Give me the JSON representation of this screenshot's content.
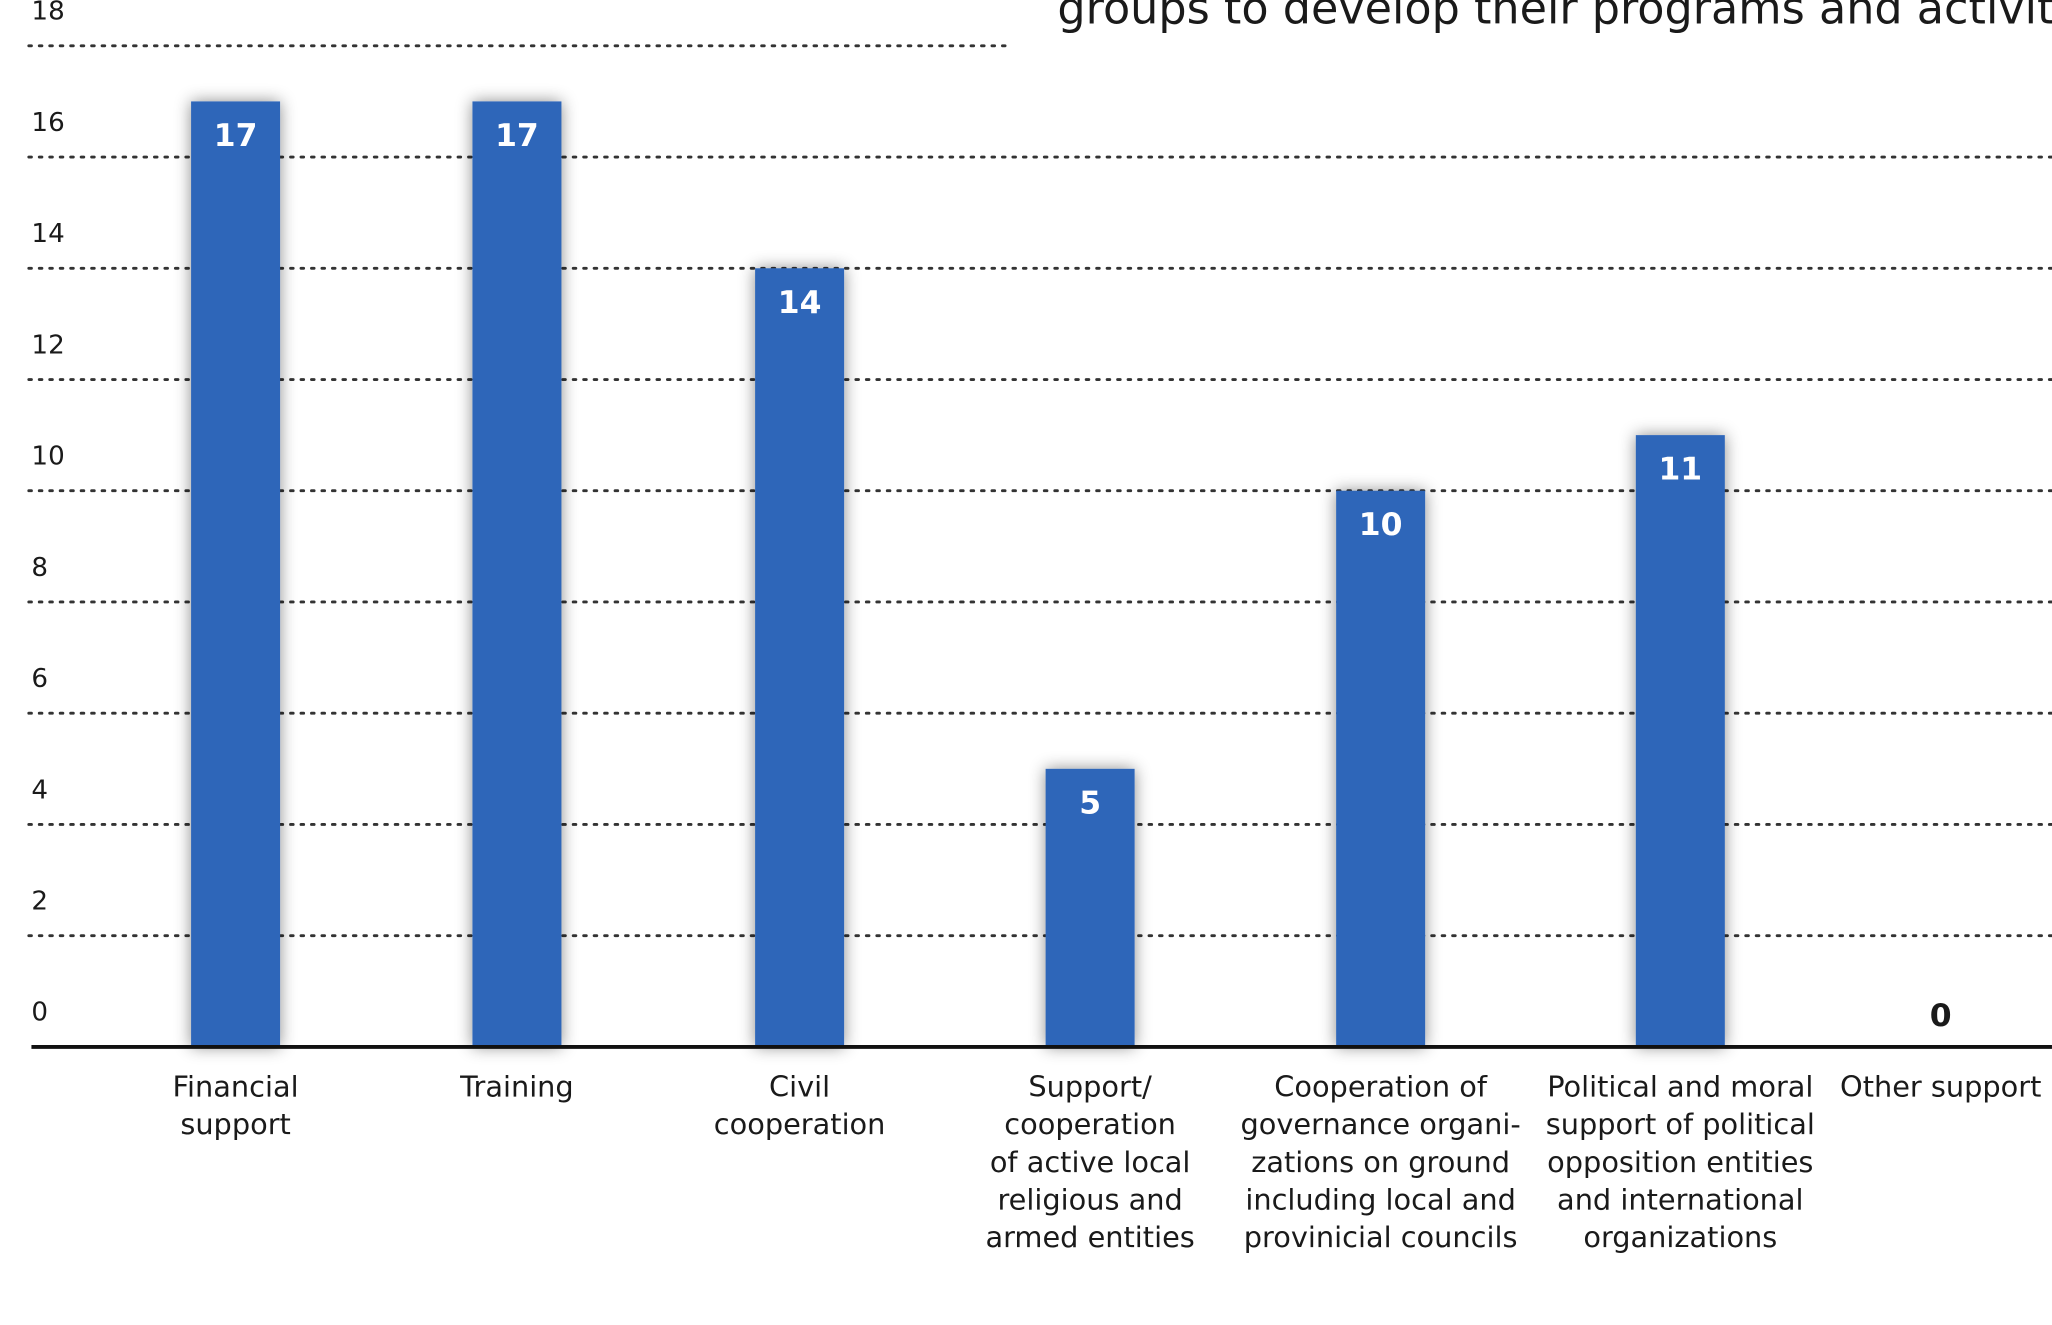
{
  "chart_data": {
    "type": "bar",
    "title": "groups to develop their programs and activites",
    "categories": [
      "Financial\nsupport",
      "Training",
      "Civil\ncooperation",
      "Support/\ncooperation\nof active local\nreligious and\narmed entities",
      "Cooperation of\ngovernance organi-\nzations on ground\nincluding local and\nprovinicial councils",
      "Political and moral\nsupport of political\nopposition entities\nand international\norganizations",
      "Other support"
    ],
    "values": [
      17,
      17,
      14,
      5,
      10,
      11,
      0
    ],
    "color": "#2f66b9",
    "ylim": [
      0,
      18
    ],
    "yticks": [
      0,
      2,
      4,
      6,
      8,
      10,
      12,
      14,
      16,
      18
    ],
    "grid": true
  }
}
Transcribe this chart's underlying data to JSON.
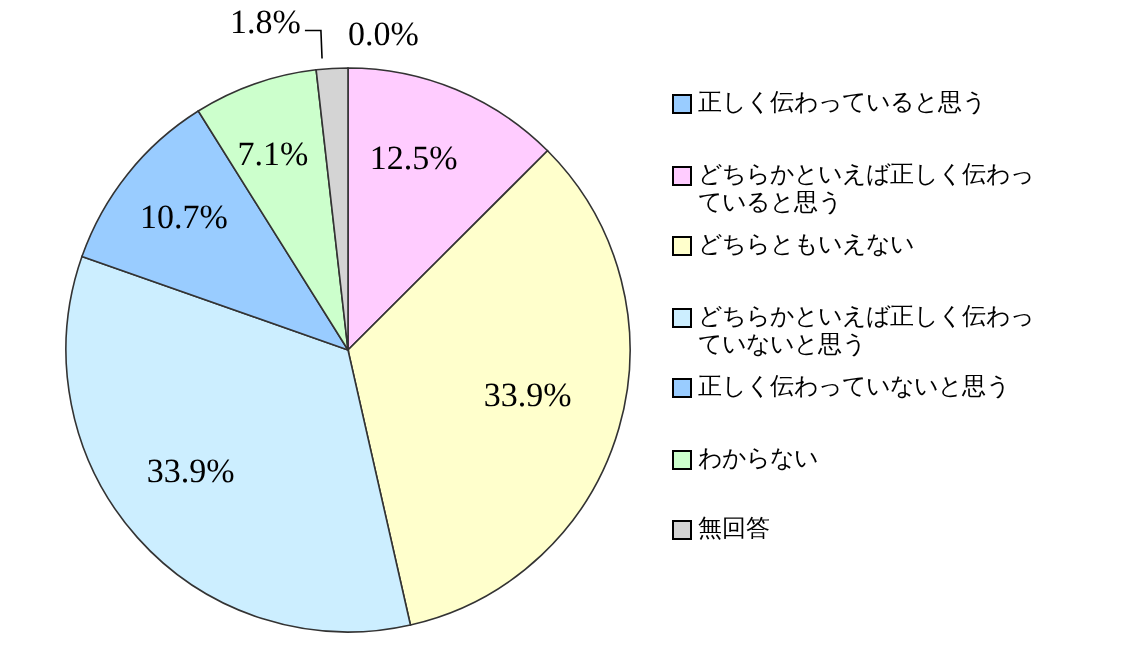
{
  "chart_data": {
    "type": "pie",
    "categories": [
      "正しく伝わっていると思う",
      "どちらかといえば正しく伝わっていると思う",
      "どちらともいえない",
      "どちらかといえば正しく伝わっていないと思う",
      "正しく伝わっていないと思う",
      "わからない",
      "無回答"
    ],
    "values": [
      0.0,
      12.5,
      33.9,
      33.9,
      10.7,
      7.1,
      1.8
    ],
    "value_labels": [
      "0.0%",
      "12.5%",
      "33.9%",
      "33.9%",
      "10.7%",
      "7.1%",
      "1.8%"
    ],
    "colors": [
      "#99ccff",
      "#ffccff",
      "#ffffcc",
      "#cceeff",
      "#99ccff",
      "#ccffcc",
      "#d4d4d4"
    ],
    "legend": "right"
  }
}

----

Exercise brief: Filter the entries down to the lines with the word "ncooperation" in them.

Answer for this exercise:
      "Civil\ncooperation",
      "Support/\ncooperation\nof active local\nreligious and\narmed entities",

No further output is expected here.